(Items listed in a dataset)
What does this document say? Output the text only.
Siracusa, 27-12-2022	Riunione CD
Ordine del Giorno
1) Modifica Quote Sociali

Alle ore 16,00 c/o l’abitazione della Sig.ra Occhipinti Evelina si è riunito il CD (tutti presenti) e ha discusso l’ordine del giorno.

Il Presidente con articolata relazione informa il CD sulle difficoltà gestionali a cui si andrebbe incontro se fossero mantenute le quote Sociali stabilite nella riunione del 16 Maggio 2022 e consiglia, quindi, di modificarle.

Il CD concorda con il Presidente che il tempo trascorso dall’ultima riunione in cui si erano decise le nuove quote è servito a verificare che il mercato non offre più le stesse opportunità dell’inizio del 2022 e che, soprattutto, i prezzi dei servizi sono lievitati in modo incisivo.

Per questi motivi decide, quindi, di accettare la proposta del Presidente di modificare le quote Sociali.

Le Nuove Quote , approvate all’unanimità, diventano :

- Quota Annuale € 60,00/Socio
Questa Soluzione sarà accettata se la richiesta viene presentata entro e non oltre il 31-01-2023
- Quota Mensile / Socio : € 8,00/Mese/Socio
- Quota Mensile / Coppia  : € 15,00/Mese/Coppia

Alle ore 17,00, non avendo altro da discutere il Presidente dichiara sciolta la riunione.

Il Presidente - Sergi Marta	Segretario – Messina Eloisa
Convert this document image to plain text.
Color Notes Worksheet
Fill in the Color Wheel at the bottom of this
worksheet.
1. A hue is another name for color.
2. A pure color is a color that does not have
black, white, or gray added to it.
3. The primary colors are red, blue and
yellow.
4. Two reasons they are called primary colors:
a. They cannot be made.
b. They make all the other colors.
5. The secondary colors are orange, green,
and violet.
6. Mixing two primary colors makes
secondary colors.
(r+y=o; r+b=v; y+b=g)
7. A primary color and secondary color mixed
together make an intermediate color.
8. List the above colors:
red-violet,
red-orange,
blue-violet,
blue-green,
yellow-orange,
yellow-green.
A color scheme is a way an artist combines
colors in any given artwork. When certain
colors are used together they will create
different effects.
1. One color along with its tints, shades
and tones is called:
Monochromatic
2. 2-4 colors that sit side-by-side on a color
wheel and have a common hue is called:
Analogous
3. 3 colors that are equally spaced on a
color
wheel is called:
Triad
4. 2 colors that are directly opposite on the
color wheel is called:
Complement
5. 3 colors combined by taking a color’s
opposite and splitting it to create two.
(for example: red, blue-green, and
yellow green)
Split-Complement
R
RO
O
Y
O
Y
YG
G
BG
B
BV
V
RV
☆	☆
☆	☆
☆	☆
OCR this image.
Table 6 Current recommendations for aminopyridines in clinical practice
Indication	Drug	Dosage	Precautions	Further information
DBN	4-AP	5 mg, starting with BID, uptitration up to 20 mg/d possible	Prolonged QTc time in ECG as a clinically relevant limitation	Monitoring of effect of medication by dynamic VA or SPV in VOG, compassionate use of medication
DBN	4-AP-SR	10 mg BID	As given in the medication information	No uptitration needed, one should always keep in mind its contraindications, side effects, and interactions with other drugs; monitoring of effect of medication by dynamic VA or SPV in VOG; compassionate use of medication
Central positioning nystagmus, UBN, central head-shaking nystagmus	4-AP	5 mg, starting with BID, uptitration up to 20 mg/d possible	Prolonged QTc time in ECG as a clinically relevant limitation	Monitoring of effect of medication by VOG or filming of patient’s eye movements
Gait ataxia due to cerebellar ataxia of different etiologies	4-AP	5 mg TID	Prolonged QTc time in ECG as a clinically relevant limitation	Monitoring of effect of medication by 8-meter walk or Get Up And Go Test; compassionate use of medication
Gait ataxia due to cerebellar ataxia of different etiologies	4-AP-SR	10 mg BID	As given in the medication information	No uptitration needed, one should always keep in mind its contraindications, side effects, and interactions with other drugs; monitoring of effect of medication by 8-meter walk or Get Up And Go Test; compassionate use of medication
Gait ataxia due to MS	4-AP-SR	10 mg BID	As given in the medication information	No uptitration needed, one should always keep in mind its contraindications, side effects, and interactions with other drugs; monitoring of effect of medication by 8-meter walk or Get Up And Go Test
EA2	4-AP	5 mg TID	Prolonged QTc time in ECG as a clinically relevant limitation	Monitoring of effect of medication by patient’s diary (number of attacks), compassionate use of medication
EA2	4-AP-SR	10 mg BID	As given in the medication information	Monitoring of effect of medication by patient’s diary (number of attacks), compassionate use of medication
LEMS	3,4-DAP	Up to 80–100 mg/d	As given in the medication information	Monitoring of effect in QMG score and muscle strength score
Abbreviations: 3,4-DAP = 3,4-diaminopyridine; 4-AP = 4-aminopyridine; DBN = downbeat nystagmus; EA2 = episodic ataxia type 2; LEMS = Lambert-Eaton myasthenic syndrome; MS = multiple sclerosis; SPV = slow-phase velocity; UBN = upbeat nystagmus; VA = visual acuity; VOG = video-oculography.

*TASK INSTRUCTIONS*. The listing above should be transcribed in full, exactly as written.

*ANSWER IN FULL*.
What does this document say? Output the text only.
Siracusa, 27-12-2022	Riunione CD
Ordine del Giorno
1) Modifica Quote Sociali

Alle ore 16,00 c/o l’abitazione della Sig.ra Occhipinti Evelina si è riunito il CD (tutti presenti) e ha discusso l’ordine del giorno.

Il Presidente con articolata relazione informa il CD sulle difficoltà gestionali a cui si andrebbe incontro se fossero mantenute le quote Sociali stabilite nella riunione del 16 Maggio 2022 e consiglia, quindi, di modificarle.

Il CD concorda con il Presidente che il tempo trascorso dall’ultima riunione in cui si erano decise le nuove quote è servito a verificare che il mercato non offre più le stesse opportunità dell’inizio del 2022 e che, soprattutto, i prezzi dei servizi sono lievitati in modo incisivo.

Per questi motivi decide, quindi, di accettare la proposta del Presidente di modificare le quote Sociali.

Le Nuove Quote , approvate all’unanimità, diventano :

- Quota Annuale € 60,00/Socio
Questa Soluzione sarà accettata se la richiesta viene presentata entro e non oltre il 31-01-2023
- Quota Mensile / Socio : € 8,00/Mese/Socio
- Quota Mensile / Coppia  : € 15,00/Mese/Coppia

Alle ore 17,00, non avendo altro da discutere il Presidente dichiara sciolta la riunione.

Il Presidente - Sergi Marta	Segretario – Messina Eloisa
Convert this document image to plain text.
Color Notes Worksheet
Fill in the Color Wheel at the bottom of this
worksheet.
1. A hue is another name for color.
2. A pure color is a color that does not have
black, white, or gray added to it.
3. The primary colors are red, blue and
yellow.
4. Two reasons they are called primary colors:
a. They cannot be made.
b. They make all the other colors.
5. The secondary colors are orange, green,
and violet.
6. Mixing two primary colors makes
secondary colors.
(r+y=o; r+b=v; y+b=g)
7. A primary color and secondary color mixed
together make an intermediate color.
8. List the above colors:
red-violet,
red-orange,
blue-violet,
blue-green,
yellow-orange,
yellow-green.
A color scheme is a way an artist combines
colors in any given artwork. When certain
colors are used together they will create
different effects.
1. One color along with its tints, shades
and tones is called:
Monochromatic
2. 2-4 colors that sit side-by-side on a color
wheel and have a common hue is called:
Analogous
3. 3 colors that are equally spaced on a
color
wheel is called:
Triad
4. 2 colors that are directly opposite on the
color wheel is called:
Complement
5. 3 colors combined by taking a color’s
opposite and splitting it to create two.
(for example: red, blue-green, and
yellow green)
Split-Complement
R
RO
O
Y
O
Y
YG
G
BG
B
BV
V
RV
☆	☆
☆	☆
☆	☆
OCR this image.
Table 6 Current recommendations for aminopyridines in clinical practice
Indication	Drug	Dosage	Precautions	Further information
DBN	4-AP	5 mg, starting with BID, uptitration up to 20 mg/d possible	Prolonged QTc time in ECG as a clinically relevant limitation	Monitoring of effect of medication by dynamic VA or SPV in VOG, compassionate use of medication
DBN	4-AP-SR	10 mg BID	As given in the medication information	No uptitration needed, one should always keep in mind its contraindications, side effects, and interactions with other drugs; monitoring of effect of medication by dynamic VA or SPV in VOG; compassionate use of medication
Central positioning nystagmus, UBN, central head-shaking nystagmus	4-AP	5 mg, starting with BID, uptitration up to 20 mg/d possible	Prolonged QTc time in ECG as a clinically relevant limitation	Monitoring of effect of medication by VOG or filming of patient’s eye movements
Gait ataxia due to cerebellar ataxia of different etiologies	4-AP	5 mg TID	Prolonged QTc time in ECG as a clinically relevant limitation	Monitoring of effect of medication by 8-meter walk or Get Up And Go Test; compassionate use of medication
Gait ataxia due to cerebellar ataxia of different etiologies	4-AP-SR	10 mg BID	As given in the medication information	No uptitration needed, one should always keep in mind its contraindications, side effects, and interactions with other drugs; monitoring of effect of medication by 8-meter walk or Get Up And Go Test; compassionate use of medication
Gait ataxia due to MS	4-AP-SR	10 mg BID	As given in the medication information	No uptitration needed, one should always keep in mind its contraindications, side effects, and interactions with other drugs; monitoring of effect of medication by 8-meter walk or Get Up And Go Test
EA2	4-AP	5 mg TID	Prolonged QTc time in ECG as a clinically relevant limitation	Monitoring of effect of medication by patient’s diary (number of attacks), compassionate use of medication
EA2	4-AP-SR	10 mg BID	As given in the medication information	Monitoring of effect of medication by patient’s diary (number of attacks), compassionate use of medication
LEMS	3,4-DAP	Up to 80–100 mg/d	As given in the medication information	Monitoring of effect in QMG score and muscle strength score
Abbreviations: 3,4-DAP = 3,4-diaminopyridine; 4-AP = 4-aminopyridine; DBN = downbeat nystagmus; EA2 = episodic ataxia type 2; LEMS = Lambert-Eaton myasthenic syndrome; MS = multiple sclerosis; SPV = slow-phase velocity; UBN = upbeat nystagmus; VA = visual acuity; VOG = video-oculography.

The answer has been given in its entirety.